> [EXERCISE AIM]
Note how many lines in the entries contain the string "JSON", then give that number and nothing else.

#### GIVEN RECORDS

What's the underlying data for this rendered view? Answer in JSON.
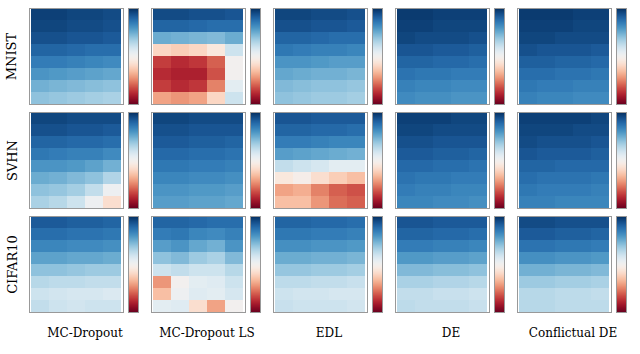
{
  "chart_data": {
    "type": "heatmap",
    "tick_labels": false,
    "rows": [
      "MNIST",
      "SVHN",
      "CIFAR10"
    ],
    "columns": [
      "MC-Dropout",
      "MC-Dropout LS",
      "EDL",
      "DE",
      "Conflictual DE"
    ],
    "colorbar": {
      "range": [
        0,
        1
      ]
    },
    "panels": [
      [
        [
          [
            0.97,
            0.97,
            0.96,
            0.96,
            0.95
          ],
          [
            0.96,
            0.96,
            0.95,
            0.95,
            0.94
          ],
          [
            0.94,
            0.94,
            0.93,
            0.93,
            0.92
          ],
          [
            0.9,
            0.9,
            0.89,
            0.88,
            0.88
          ],
          [
            0.85,
            0.85,
            0.84,
            0.83,
            0.82
          ],
          [
            0.8,
            0.79,
            0.78,
            0.77,
            0.76
          ],
          [
            0.74,
            0.73,
            0.72,
            0.71,
            0.7
          ],
          [
            0.7,
            0.69,
            0.68,
            0.67,
            0.66
          ]
        ],
        [
          [
            0.95,
            0.95,
            0.94,
            0.94,
            0.93
          ],
          [
            0.9,
            0.9,
            0.89,
            0.88,
            0.88
          ],
          [
            0.75,
            0.74,
            0.73,
            0.72,
            0.75
          ],
          [
            0.4,
            0.38,
            0.4,
            0.45,
            0.6
          ],
          [
            0.15,
            0.12,
            0.14,
            0.2,
            0.5
          ],
          [
            0.12,
            0.1,
            0.1,
            0.18,
            0.5
          ],
          [
            0.15,
            0.12,
            0.14,
            0.25,
            0.55
          ],
          [
            0.3,
            0.28,
            0.3,
            0.4,
            0.6
          ]
        ],
        [
          [
            0.96,
            0.96,
            0.95,
            0.95,
            0.94
          ],
          [
            0.94,
            0.94,
            0.93,
            0.93,
            0.92
          ],
          [
            0.9,
            0.9,
            0.89,
            0.88,
            0.88
          ],
          [
            0.86,
            0.85,
            0.84,
            0.84,
            0.83
          ],
          [
            0.8,
            0.8,
            0.79,
            0.78,
            0.78
          ],
          [
            0.76,
            0.75,
            0.74,
            0.74,
            0.73
          ],
          [
            0.72,
            0.71,
            0.7,
            0.7,
            0.69
          ],
          [
            0.7,
            0.69,
            0.68,
            0.68,
            0.67
          ]
        ],
        [
          [
            0.98,
            0.98,
            0.97,
            0.97,
            0.97
          ],
          [
            0.97,
            0.97,
            0.96,
            0.96,
            0.96
          ],
          [
            0.96,
            0.95,
            0.95,
            0.95,
            0.94
          ],
          [
            0.93,
            0.93,
            0.92,
            0.92,
            0.91
          ],
          [
            0.9,
            0.9,
            0.89,
            0.89,
            0.88
          ],
          [
            0.87,
            0.86,
            0.86,
            0.85,
            0.85
          ],
          [
            0.84,
            0.83,
            0.83,
            0.82,
            0.82
          ],
          [
            0.82,
            0.81,
            0.81,
            0.8,
            0.8
          ]
        ],
        [
          [
            0.98,
            0.98,
            0.98,
            0.97,
            0.97
          ],
          [
            0.97,
            0.97,
            0.97,
            0.96,
            0.96
          ],
          [
            0.96,
            0.96,
            0.95,
            0.95,
            0.95
          ],
          [
            0.94,
            0.93,
            0.93,
            0.93,
            0.92
          ],
          [
            0.91,
            0.91,
            0.9,
            0.9,
            0.89
          ],
          [
            0.88,
            0.88,
            0.87,
            0.87,
            0.86
          ],
          [
            0.86,
            0.85,
            0.85,
            0.84,
            0.84
          ],
          [
            0.84,
            0.83,
            0.83,
            0.82,
            0.82
          ]
        ]
      ],
      [
        [
          [
            0.96,
            0.96,
            0.95,
            0.95,
            0.95
          ],
          [
            0.94,
            0.94,
            0.93,
            0.93,
            0.92
          ],
          [
            0.9,
            0.9,
            0.89,
            0.89,
            0.88
          ],
          [
            0.86,
            0.85,
            0.84,
            0.84,
            0.82
          ],
          [
            0.8,
            0.8,
            0.79,
            0.77,
            0.74
          ],
          [
            0.75,
            0.74,
            0.72,
            0.7,
            0.65
          ],
          [
            0.7,
            0.69,
            0.67,
            0.62,
            0.52
          ],
          [
            0.66,
            0.64,
            0.6,
            0.52,
            0.42
          ]
        ],
        [
          [
            0.96,
            0.96,
            0.95,
            0.95,
            0.95
          ],
          [
            0.94,
            0.94,
            0.93,
            0.93,
            0.93
          ],
          [
            0.92,
            0.92,
            0.91,
            0.91,
            0.9
          ],
          [
            0.89,
            0.89,
            0.88,
            0.88,
            0.87
          ],
          [
            0.86,
            0.86,
            0.85,
            0.85,
            0.84
          ],
          [
            0.83,
            0.83,
            0.82,
            0.82,
            0.81
          ],
          [
            0.8,
            0.8,
            0.79,
            0.79,
            0.78
          ],
          [
            0.78,
            0.78,
            0.77,
            0.77,
            0.76
          ]
        ],
        [
          [
            0.93,
            0.93,
            0.92,
            0.92,
            0.92
          ],
          [
            0.9,
            0.9,
            0.89,
            0.89,
            0.88
          ],
          [
            0.85,
            0.85,
            0.84,
            0.83,
            0.83
          ],
          [
            0.78,
            0.77,
            0.76,
            0.75,
            0.74
          ],
          [
            0.62,
            0.6,
            0.58,
            0.55,
            0.55
          ],
          [
            0.45,
            0.48,
            0.42,
            0.38,
            0.35
          ],
          [
            0.3,
            0.32,
            0.25,
            0.2,
            0.18
          ],
          [
            0.35,
            0.35,
            0.28,
            0.22,
            0.2
          ]
        ],
        [
          [
            0.97,
            0.97,
            0.97,
            0.96,
            0.96
          ],
          [
            0.96,
            0.96,
            0.95,
            0.95,
            0.95
          ],
          [
            0.94,
            0.94,
            0.93,
            0.93,
            0.93
          ],
          [
            0.92,
            0.92,
            0.91,
            0.91,
            0.9
          ],
          [
            0.89,
            0.89,
            0.88,
            0.88,
            0.87
          ],
          [
            0.87,
            0.86,
            0.86,
            0.85,
            0.85
          ],
          [
            0.85,
            0.84,
            0.84,
            0.83,
            0.83
          ],
          [
            0.83,
            0.83,
            0.82,
            0.82,
            0.81
          ]
        ],
        [
          [
            0.97,
            0.97,
            0.97,
            0.97,
            0.96
          ],
          [
            0.96,
            0.96,
            0.96,
            0.95,
            0.95
          ],
          [
            0.95,
            0.94,
            0.94,
            0.94,
            0.93
          ],
          [
            0.93,
            0.92,
            0.92,
            0.92,
            0.91
          ],
          [
            0.9,
            0.9,
            0.89,
            0.89,
            0.89
          ],
          [
            0.88,
            0.87,
            0.87,
            0.87,
            0.86
          ],
          [
            0.86,
            0.85,
            0.85,
            0.85,
            0.84
          ],
          [
            0.84,
            0.84,
            0.83,
            0.83,
            0.83
          ]
        ]
      ],
      [
        [
          [
            0.92,
            0.92,
            0.91,
            0.91,
            0.9
          ],
          [
            0.88,
            0.88,
            0.87,
            0.87,
            0.86
          ],
          [
            0.83,
            0.83,
            0.82,
            0.82,
            0.81
          ],
          [
            0.77,
            0.77,
            0.76,
            0.76,
            0.75
          ],
          [
            0.7,
            0.7,
            0.69,
            0.68,
            0.68
          ],
          [
            0.64,
            0.63,
            0.63,
            0.62,
            0.62
          ],
          [
            0.6,
            0.59,
            0.58,
            0.58,
            0.57
          ],
          [
            0.62,
            0.6,
            0.59,
            0.6,
            0.6
          ]
        ],
        [
          [
            0.9,
            0.9,
            0.89,
            0.88,
            0.88
          ],
          [
            0.85,
            0.86,
            0.83,
            0.82,
            0.84
          ],
          [
            0.78,
            0.8,
            0.76,
            0.74,
            0.8
          ],
          [
            0.7,
            0.72,
            0.68,
            0.66,
            0.72
          ],
          [
            0.6,
            0.62,
            0.6,
            0.6,
            0.64
          ],
          [
            0.28,
            0.5,
            0.55,
            0.56,
            0.6
          ],
          [
            0.35,
            0.52,
            0.56,
            0.55,
            0.58
          ],
          [
            0.55,
            0.56,
            0.42,
            0.3,
            0.5
          ]
        ],
        [
          [
            0.9,
            0.9,
            0.89,
            0.89,
            0.88
          ],
          [
            0.86,
            0.86,
            0.85,
            0.85,
            0.84
          ],
          [
            0.81,
            0.81,
            0.8,
            0.8,
            0.79
          ],
          [
            0.75,
            0.75,
            0.74,
            0.74,
            0.73
          ],
          [
            0.69,
            0.69,
            0.68,
            0.68,
            0.67
          ],
          [
            0.63,
            0.63,
            0.62,
            0.62,
            0.61
          ],
          [
            0.6,
            0.59,
            0.59,
            0.58,
            0.58
          ],
          [
            0.61,
            0.6,
            0.6,
            0.6,
            0.59
          ]
        ],
        [
          [
            0.93,
            0.93,
            0.92,
            0.92,
            0.92
          ],
          [
            0.9,
            0.9,
            0.89,
            0.89,
            0.88
          ],
          [
            0.85,
            0.85,
            0.84,
            0.84,
            0.83
          ],
          [
            0.79,
            0.79,
            0.78,
            0.78,
            0.77
          ],
          [
            0.72,
            0.72,
            0.71,
            0.71,
            0.7
          ],
          [
            0.66,
            0.66,
            0.65,
            0.65,
            0.64
          ],
          [
            0.62,
            0.62,
            0.61,
            0.61,
            0.6
          ],
          [
            0.63,
            0.62,
            0.62,
            0.62,
            0.61
          ]
        ],
        [
          [
            0.95,
            0.95,
            0.94,
            0.94,
            0.94
          ],
          [
            0.92,
            0.92,
            0.91,
            0.91,
            0.9
          ],
          [
            0.87,
            0.87,
            0.86,
            0.86,
            0.85
          ],
          [
            0.81,
            0.81,
            0.8,
            0.8,
            0.79
          ],
          [
            0.74,
            0.74,
            0.73,
            0.73,
            0.72
          ],
          [
            0.68,
            0.68,
            0.67,
            0.67,
            0.66
          ],
          [
            0.64,
            0.64,
            0.63,
            0.63,
            0.62
          ],
          [
            0.64,
            0.64,
            0.63,
            0.63,
            0.63
          ]
        ]
      ]
    ]
  }
}
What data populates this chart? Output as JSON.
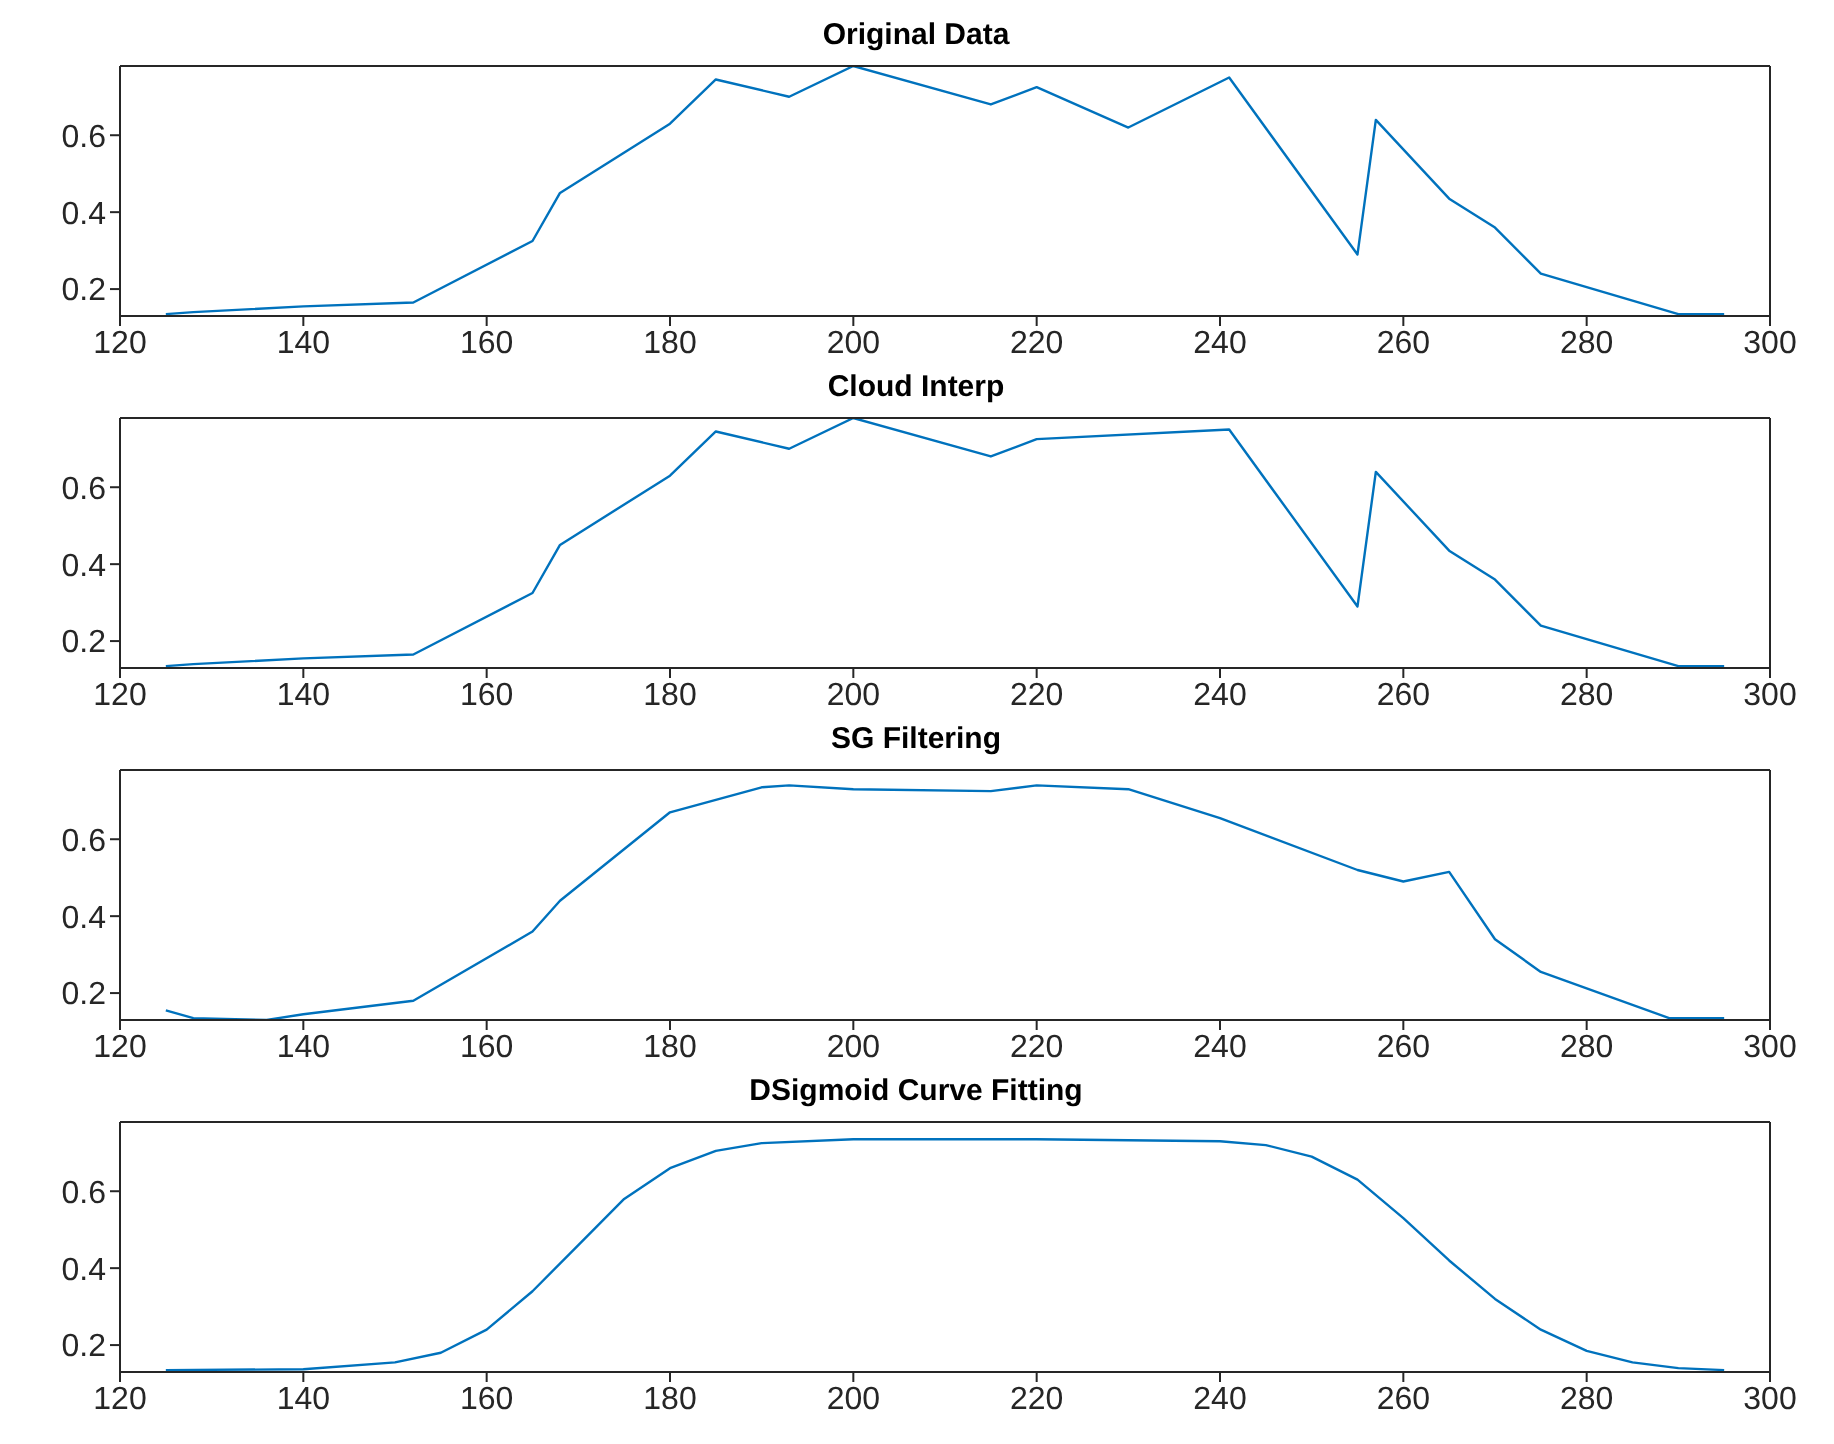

########

> [FINAL ANSWER]
2